#### [Stored data]

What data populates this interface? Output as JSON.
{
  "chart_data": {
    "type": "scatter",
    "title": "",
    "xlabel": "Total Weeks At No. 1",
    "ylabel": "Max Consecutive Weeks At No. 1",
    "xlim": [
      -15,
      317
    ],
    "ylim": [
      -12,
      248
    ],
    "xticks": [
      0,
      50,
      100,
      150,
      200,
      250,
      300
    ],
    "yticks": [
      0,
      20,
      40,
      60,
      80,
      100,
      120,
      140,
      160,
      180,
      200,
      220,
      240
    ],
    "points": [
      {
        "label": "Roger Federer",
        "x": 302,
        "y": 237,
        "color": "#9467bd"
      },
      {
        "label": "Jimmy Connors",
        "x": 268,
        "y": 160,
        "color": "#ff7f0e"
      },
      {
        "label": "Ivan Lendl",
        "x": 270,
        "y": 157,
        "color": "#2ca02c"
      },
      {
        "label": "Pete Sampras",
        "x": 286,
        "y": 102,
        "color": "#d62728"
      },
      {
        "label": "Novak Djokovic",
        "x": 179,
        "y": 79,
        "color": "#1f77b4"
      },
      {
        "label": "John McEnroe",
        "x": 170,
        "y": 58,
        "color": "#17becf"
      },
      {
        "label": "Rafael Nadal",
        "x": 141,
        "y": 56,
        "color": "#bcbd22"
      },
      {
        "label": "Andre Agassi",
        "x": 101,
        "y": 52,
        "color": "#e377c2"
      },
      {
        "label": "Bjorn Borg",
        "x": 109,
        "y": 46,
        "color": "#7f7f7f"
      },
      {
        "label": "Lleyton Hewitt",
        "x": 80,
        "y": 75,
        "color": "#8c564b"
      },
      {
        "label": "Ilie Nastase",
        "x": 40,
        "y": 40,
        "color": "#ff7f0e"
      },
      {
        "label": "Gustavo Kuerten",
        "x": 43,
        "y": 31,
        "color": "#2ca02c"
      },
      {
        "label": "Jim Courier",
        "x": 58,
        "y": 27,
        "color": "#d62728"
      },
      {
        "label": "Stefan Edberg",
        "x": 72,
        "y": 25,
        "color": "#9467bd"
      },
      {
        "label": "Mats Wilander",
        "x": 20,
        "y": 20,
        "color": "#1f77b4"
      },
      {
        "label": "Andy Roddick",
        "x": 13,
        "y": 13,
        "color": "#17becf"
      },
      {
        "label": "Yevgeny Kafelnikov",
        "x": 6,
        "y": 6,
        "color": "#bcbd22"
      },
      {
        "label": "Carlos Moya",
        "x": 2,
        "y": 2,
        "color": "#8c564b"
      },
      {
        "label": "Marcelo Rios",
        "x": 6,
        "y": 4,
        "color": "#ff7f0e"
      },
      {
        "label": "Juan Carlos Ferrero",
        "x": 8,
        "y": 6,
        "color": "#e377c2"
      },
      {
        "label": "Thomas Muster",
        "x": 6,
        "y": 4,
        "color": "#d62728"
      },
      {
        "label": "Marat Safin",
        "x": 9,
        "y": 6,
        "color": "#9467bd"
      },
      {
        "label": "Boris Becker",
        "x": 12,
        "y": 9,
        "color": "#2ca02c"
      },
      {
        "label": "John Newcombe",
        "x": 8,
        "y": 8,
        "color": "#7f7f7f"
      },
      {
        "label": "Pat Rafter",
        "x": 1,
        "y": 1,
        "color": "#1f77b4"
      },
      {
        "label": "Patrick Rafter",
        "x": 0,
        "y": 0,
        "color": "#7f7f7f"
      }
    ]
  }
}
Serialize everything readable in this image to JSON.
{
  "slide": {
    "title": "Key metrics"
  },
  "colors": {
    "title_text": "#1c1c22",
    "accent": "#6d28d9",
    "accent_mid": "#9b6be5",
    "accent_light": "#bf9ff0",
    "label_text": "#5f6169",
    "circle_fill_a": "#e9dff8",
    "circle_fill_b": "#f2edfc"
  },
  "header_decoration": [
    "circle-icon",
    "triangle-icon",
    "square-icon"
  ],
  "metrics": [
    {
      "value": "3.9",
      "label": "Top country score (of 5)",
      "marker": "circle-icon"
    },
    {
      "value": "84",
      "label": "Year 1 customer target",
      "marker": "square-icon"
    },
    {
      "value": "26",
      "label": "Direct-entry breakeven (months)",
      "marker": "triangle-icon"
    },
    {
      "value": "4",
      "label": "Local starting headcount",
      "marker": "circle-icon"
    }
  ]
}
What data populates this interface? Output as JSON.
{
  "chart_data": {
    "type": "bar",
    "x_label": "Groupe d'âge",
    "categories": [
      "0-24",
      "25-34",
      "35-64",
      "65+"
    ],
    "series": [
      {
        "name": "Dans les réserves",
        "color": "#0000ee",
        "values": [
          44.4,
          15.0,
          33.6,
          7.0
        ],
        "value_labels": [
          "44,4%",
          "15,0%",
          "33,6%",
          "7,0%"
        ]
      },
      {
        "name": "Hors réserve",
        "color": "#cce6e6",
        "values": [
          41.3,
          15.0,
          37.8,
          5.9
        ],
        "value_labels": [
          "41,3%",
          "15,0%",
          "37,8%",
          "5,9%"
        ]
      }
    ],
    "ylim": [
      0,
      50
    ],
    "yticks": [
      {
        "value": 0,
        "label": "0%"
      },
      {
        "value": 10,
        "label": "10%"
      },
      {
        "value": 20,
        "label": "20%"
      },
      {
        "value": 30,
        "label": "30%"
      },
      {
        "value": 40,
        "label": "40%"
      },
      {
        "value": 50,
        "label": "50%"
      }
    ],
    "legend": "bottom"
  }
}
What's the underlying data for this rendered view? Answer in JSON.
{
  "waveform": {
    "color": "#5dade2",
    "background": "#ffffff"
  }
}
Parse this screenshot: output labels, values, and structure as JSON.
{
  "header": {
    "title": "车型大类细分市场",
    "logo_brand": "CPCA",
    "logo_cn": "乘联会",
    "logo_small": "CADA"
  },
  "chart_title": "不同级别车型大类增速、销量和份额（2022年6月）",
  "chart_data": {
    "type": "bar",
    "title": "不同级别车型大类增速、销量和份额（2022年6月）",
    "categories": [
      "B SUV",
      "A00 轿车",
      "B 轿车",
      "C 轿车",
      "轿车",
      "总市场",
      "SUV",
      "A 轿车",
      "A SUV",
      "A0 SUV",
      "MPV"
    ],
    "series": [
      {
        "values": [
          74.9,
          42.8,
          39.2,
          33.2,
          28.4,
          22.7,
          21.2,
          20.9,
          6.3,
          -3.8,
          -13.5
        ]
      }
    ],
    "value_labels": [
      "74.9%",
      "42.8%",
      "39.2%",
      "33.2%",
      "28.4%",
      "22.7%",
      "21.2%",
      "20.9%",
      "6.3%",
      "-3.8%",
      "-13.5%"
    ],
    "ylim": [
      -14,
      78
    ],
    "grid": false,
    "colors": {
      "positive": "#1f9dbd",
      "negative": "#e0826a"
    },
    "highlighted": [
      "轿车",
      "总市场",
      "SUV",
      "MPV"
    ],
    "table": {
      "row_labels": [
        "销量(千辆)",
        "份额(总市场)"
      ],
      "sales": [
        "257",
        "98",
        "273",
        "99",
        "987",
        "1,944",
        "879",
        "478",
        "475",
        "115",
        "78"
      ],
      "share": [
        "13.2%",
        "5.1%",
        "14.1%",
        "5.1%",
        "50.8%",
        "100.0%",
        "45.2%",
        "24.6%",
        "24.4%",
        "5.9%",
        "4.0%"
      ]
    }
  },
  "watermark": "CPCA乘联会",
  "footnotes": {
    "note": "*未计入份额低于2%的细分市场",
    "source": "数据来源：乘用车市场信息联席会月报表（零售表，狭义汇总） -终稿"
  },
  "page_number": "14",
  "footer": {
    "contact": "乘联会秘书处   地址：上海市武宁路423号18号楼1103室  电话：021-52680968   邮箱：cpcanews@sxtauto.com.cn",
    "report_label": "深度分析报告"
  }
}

#### [Exercise requirements]
Restate every line of the data word for word.

#### [Task response]
What data populates this interface? Output as JSON.
{
  "chart_data": {
    "type": "scatter",
    "title": "",
    "xlabel": "Total Weeks At No. 1",
    "ylabel": "Max Consecutive Weeks At No. 1",
    "xlim": [
      -15,
      317
    ],
    "ylim": [
      -12,
      248
    ],
    "xticks": [
      0,
      50,
      100,
      150,
      200,
      250,
      300
    ],
    "yticks": [
      0,
      20,
      40,
      60,
      80,
      100,
      120,
      140,
      160,
      180,
      200,
      220,
      240
    ],
    "points": [
      {
        "label": "Roger Federer",
        "x": 302,
        "y": 237,
        "color": "#9467bd"
      },
      {
        "label": "Jimmy Connors",
        "x": 268,
        "y": 160,
        "color": "#ff7f0e"
      },
      {
        "label": "Ivan Lendl",
        "x": 270,
        "y": 157,
        "color": "#2ca02c"
      },
      {
        "label": "Pete Sampras",
        "x": 286,
        "y": 102,
        "color": "#d62728"
      },
      {
        "label": "Novak Djokovic",
        "x": 179,
        "y": 79,
        "color": "#1f77b4"
      },
      {
        "label": "John McEnroe",
        "x": 170,
        "y": 58,
        "color": "#17becf"
      },
      {
        "label": "Rafael Nadal",
        "x": 141,
        "y": 56,
        "color": "#bcbd22"
      },
      {
        "label": "Andre Agassi",
        "x": 101,
        "y": 52,
        "color": "#e377c2"
      },
      {
        "label": "Bjorn Borg",
        "x": 109,
        "y": 46,
        "color": "#7f7f7f"
      },
      {
        "label": "Lleyton Hewitt",
        "x": 80,
        "y": 75,
        "color": "#8c564b"
      },
      {
        "label": "Ilie Nastase",
        "x": 40,
        "y": 40,
        "color": "#ff7f0e"
      },
      {
        "label": "Gustavo Kuerten",
        "x": 43,
        "y": 31,
        "color": "#2ca02c"
      },
      {
        "label": "Jim Courier",
        "x": 58,
        "y": 27,
        "color": "#d62728"
      },
      {
        "label": "Stefan Edberg",
        "x": 72,
        "y": 25,
        "color": "#9467bd"
      },
      {
        "label": "Mats Wilander",
        "x": 20,
        "y": 20,
        "color": "#1f77b4"
      },
      {
        "label": "Andy Roddick",
        "x": 13,
        "y": 13,
        "color": "#17becf"
      },
      {
        "label": "Yevgeny Kafelnikov",
        "x": 6,
        "y": 6,
        "color": "#bcbd22"
      },
      {
        "label": "Carlos Moya",
        "x": 2,
        "y": 2,
        "color": "#8c564b"
      },
      {
        "label": "Marcelo Rios",
        "x": 6,
        "y": 4,
        "color": "#ff7f0e"
      },
      {
        "label": "Juan Carlos Ferrero",
        "x": 8,
        "y": 6,
        "color": "#e377c2"
      },
      {
        "label": "Thomas Muster",
        "x": 6,
        "y": 4,
        "color": "#d62728"
      },
      {
        "label": "Marat Safin",
        "x": 9,
        "y": 6,
        "color": "#9467bd"
      },
      {
        "label": "Boris Becker",
        "x": 12,
        "y": 9,
        "color": "#2ca02c"
      },
      {
        "label": "John Newcombe",
        "x": 8,
        "y": 8,
        "color": "#7f7f7f"
      },
      {
        "label": "Pat Rafter",
        "x": 1,
        "y": 1,
        "color": "#1f77b4"
      },
      {
        "label": "Patrick Rafter",
        "x": 0,
        "y": 0,
        "color": "#7f7f7f"
      }
    ]
  }
}
Serialize everything readable in this image to JSON.
{
  "slide": {
    "title": "Key metrics"
  },
  "colors": {
    "title_text": "#1c1c22",
    "accent": "#6d28d9",
    "accent_mid": "#9b6be5",
    "accent_light": "#bf9ff0",
    "label_text": "#5f6169",
    "circle_fill_a": "#e9dff8",
    "circle_fill_b": "#f2edfc"
  },
  "header_decoration": [
    "circle-icon",
    "triangle-icon",
    "square-icon"
  ],
  "metrics": [
    {
      "value": "3.9",
      "label": "Top country score (of 5)",
      "marker": "circle-icon"
    },
    {
      "value": "84",
      "label": "Year 1 customer target",
      "marker": "square-icon"
    },
    {
      "value": "26",
      "label": "Direct-entry breakeven (months)",
      "marker": "triangle-icon"
    },
    {
      "value": "4",
      "label": "Local starting headcount",
      "marker": "circle-icon"
    }
  ]
}
What data populates this interface? Output as JSON.
{
  "chart_data": {
    "type": "bar",
    "x_label": "Groupe d'âge",
    "categories": [
      "0-24",
      "25-34",
      "35-64",
      "65+"
    ],
    "series": [
      {
        "name": "Dans les réserves",
        "color": "#0000ee",
        "values": [
          44.4,
          15.0,
          33.6,
          7.0
        ],
        "value_labels": [
          "44,4%",
          "15,0%",
          "33,6%",
          "7,0%"
        ]
      },
      {
        "name": "Hors réserve",
        "color": "#cce6e6",
        "values": [
          41.3,
          15.0,
          37.8,
          5.9
        ],
        "value_labels": [
          "41,3%",
          "15,0%",
          "37,8%",
          "5,9%"
        ]
      }
    ],
    "ylim": [
      0,
      50
    ],
    "yticks": [
      {
        "value": 0,
        "label": "0%"
      },
      {
        "value": 10,
        "label": "10%"
      },
      {
        "value": 20,
        "label": "20%"
      },
      {
        "value": 30,
        "label": "30%"
      },
      {
        "value": 40,
        "label": "40%"
      },
      {
        "value": 50,
        "label": "50%"
      }
    ],
    "legend": "bottom"
  }
}
What's the underlying data for this rendered view? Answer in JSON.
{
  "waveform": {
    "color": "#5dade2",
    "background": "#ffffff"
  }
}
Parse this screenshot: output labels, values, and structure as JSON.
{
  "header": {
    "title": "车型大类细分市场",
    "logo_brand": "CPCA",
    "logo_cn": "乘联会",
    "logo_small": "CADA"
  },
  "chart_title": "不同级别车型大类增速、销量和份额（2022年6月）",
  "chart_data": {
    "type": "bar",
    "title": "不同级别车型大类增速、销量和份额（2022年6月）",
    "categories": [
      "B SUV",
      "A00 轿车",
      "B 轿车",
      "C 轿车",
      "轿车",
      "总市场",
      "SUV",
      "A 轿车",
      "A SUV",
      "A0 SUV",
      "MPV"
    ],
    "series": [
      {
        "values": [
          74.9,
          42.8,
          39.2,
          33.2,
          28.4,
          22.7,
          21.2,
          20.9,
          6.3,
          -3.8,
          -13.5
        ]
      }
    ],
    "value_labels": [
      "74.9%",
      "42.8%",
      "39.2%",
      "33.2%",
      "28.4%",
      "22.7%",
      "21.2%",
      "20.9%",
      "6.3%",
      "-3.8%",
      "-13.5%"
    ],
    "ylim": [
      -14,
      78
    ],
    "grid": false,
    "colors": {
      "positive": "#1f9dbd",
      "negative": "#e0826a"
    },
    "highlighted": [
      "轿车",
      "总市场",
      "SUV",
      "MPV"
    ],
    "table": {
      "row_labels": [
        "销量(千辆)",
        "份额(总市场)"
      ],
      "sales": [
        "257",
        "98",
        "273",
        "99",
        "987",
        "1,944",
        "879",
        "478",
        "475",
        "115",
        "78"
      ],
      "share": [
        "13.2%",
        "5.1%",
        "14.1%",
        "5.1%",
        "50.8%",
        "100.0%",
        "45.2%",
        "24.6%",
        "24.4%",
        "5.9%",
        "4.0%"
      ]
    }
  },
  "watermark": "CPCA乘联会",
  "footnotes": {
    "note": "*未计入份额低于2%的细分市场",
    "source": "数据来源：乘用车市场信息联席会月报表（零售表，狭义汇总） -终稿"
  },
  "page_number": "14",
  "footer": {
    "contact": "乘联会秘书处   地址：上海市武宁路423号18号楼1103室  电话：021-52680968   邮箱：cpcanews@sxtauto.com.cn",
    "report_label": "深度分析报告"
  }
}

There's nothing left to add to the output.